** Prompt **
Write the listing below out again exactly, dropping the images.

** Recorded data **
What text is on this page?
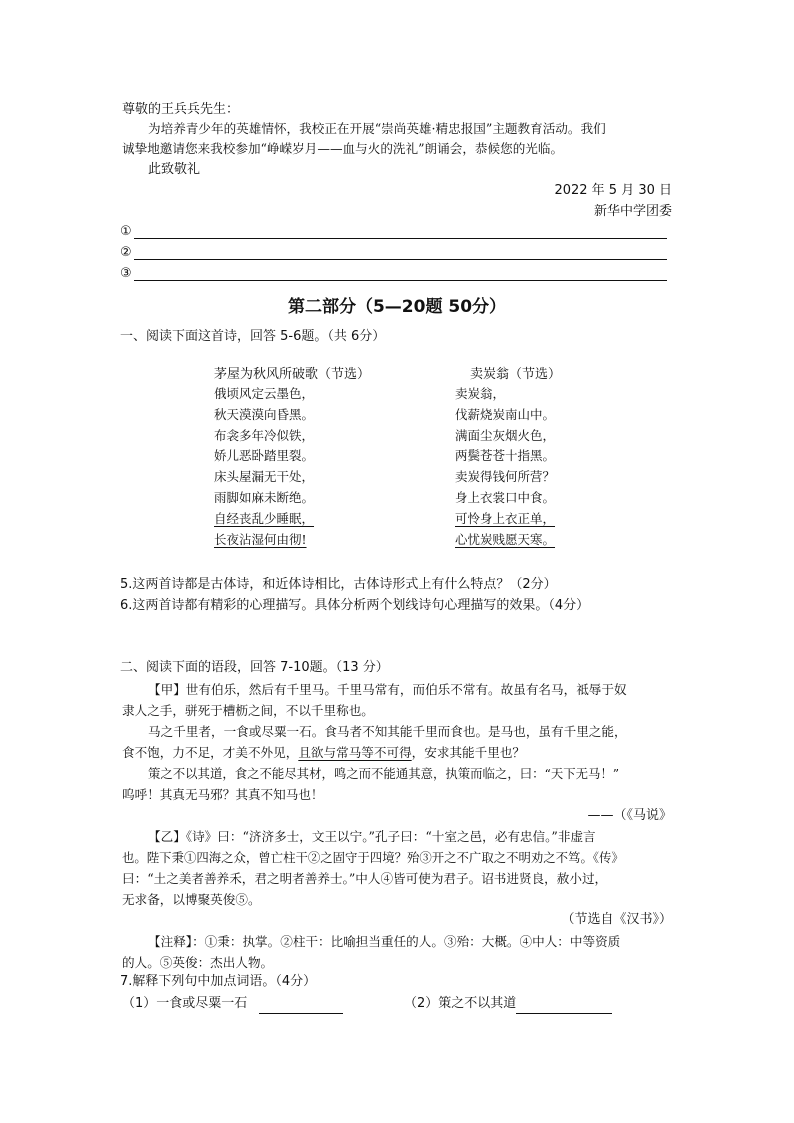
尊敬的王兵兵先生：
为培养青少年的英雄情怀，我校正在开展“崇尚英雄·精忠报国”主题教育活动。我们
诚挚地邀请您来我校参加“峥嵘岁月——血与火的洗礼”朗诵会，恭候您的光临。
此致敬礼
2022 年 5 月 30 日
新华中学团委
①
②
③
第二部分（5—20题 50分）
一、阅读下面这首诗，回答 5-6题。（共 6分）
茅屋为秋风所破歌（节选）
俄顷风定云墨色，
秋天漠漠向昏黑。
布衾多年冷似铁，
娇儿恶卧踏里裂。
床头屋漏无干处，
雨脚如麻未断绝。
自经丧乱少睡眠，
长夜沾湿何由彻!
卖炭翁（节选）
卖炭翁，
伐薪烧炭南山中。
满面尘灰烟火色，
两鬓苍苍十指黑。
卖炭得钱何所营？
身上衣裳口中食。
可怜身上衣正单，
心忧炭贱愿天寒。
5.这两首诗都是古体诗，和近体诗相比，古体诗形式上有什么特点？（2分）
6.这两首诗都有精彩的心理描写。具体分析两个划线诗句心理描写的效果。（4分）
二、阅读下面的语段，回答 7-10题。（13 分）
【甲】世有伯乐，然后有千里马。千里马常有，而伯乐不常有。故虽有名马，祗辱于奴
隶人之手，骈死于槽枥之间，不以千里称也。
马之千里者，一食或尽粟一石。食马者不知其能千里而食也。是马也，虽有千里之能，
食不饱，力不足，才美不外见，且欲与常马等不可得，安求其能千里也？
策之不以其道，食之不能尽其材，鸣之而不能通其意，执策而临之，曰：“天下无马！”
呜呼！其真无马邪？其真不知马也！
——（《马说》
【乙】《诗》曰：“济济多士，文王以宁。”孔子曰：“十室之邑，必有忠信。”非虚言
也。陛下秉①四海之众，曾亡柱干②之固守于四境？殆③开之不广取之不明劝之不笃。《传》
曰：“土之美者善养禾，君之明者善养士。”中人④皆可使为君子。诏书进贤良，赦小过，
无求备，以博聚英俊⑤。
（节选自《汉书》）
【注释】：①秉：执掌。②柱干：比喻担当重任的人。③殆：大概。④中人：中等资质
的人。⑤英俊：杰出人物。
7.解释下列句中加点词语。（4分）
（1）一食或尽粟一石	（2）策之不以其道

** Answer to the task **
What text is on this page?
尊敬的王兵兵先生：
为培养青少年的英雄情怀，我校正在开展“崇尚英雄·精忠报国”主题教育活动。我们
诚挚地邀请您来我校参加“峥嵘岁月——血与火的洗礼”朗诵会，恭候您的光临。
此致敬礼
2022 年 5 月 30 日
新华中学团委
①
②
③
第二部分（5—20题 50分）
一、阅读下面这首诗，回答 5-6题。（共 6分）
茅屋为秋风所破歌（节选）
俄顷风定云墨色，
秋天漠漠向昏黑。
布衾多年冷似铁，
娇儿恶卧踏里裂。
床头屋漏无干处，
雨脚如麻未断绝。
自经丧乱少睡眠，
长夜沾湿何由彻!
卖炭翁（节选）
卖炭翁，
伐薪烧炭南山中。
满面尘灰烟火色，
两鬓苍苍十指黑。
卖炭得钱何所营？
身上衣裳口中食。
可怜身上衣正单，
心忧炭贱愿天寒。
5.这两首诗都是古体诗，和近体诗相比，古体诗形式上有什么特点？（2分）
6.这两首诗都有精彩的心理描写。具体分析两个划线诗句心理描写的效果。（4分）
二、阅读下面的语段，回答 7-10题。（13 分）
【甲】世有伯乐，然后有千里马。千里马常有，而伯乐不常有。故虽有名马，祗辱于奴
隶人之手，骈死于槽枥之间，不以千里称也。
马之千里者，一食或尽粟一石。食马者不知其能千里而食也。是马也，虽有千里之能，
食不饱，力不足，才美不外见，且欲与常马等不可得，安求其能千里也？
策之不以其道，食之不能尽其材，鸣之而不能通其意，执策而临之，曰：“天下无马！”
呜呼！其真无马邪？其真不知马也！
——（《马说》
【乙】《诗》曰：“济济多士，文王以宁。”孔子曰：“十室之邑，必有忠信。”非虚言
也。陛下秉①四海之众，曾亡柱干②之固守于四境？殆③开之不广取之不明劝之不笃。《传》
曰：“土之美者善养禾，君之明者善养士。”中人④皆可使为君子。诏书进贤良，赦小过，
无求备，以博聚英俊⑤。
（节选自《汉书》）
【注释】：①秉：执掌。②柱干：比喻担当重任的人。③殆：大概。④中人：中等资质
的人。⑤英俊：杰出人物。
7.解释下列句中加点词语。（4分）
（1）一食或尽粟一石	（2）策之不以其道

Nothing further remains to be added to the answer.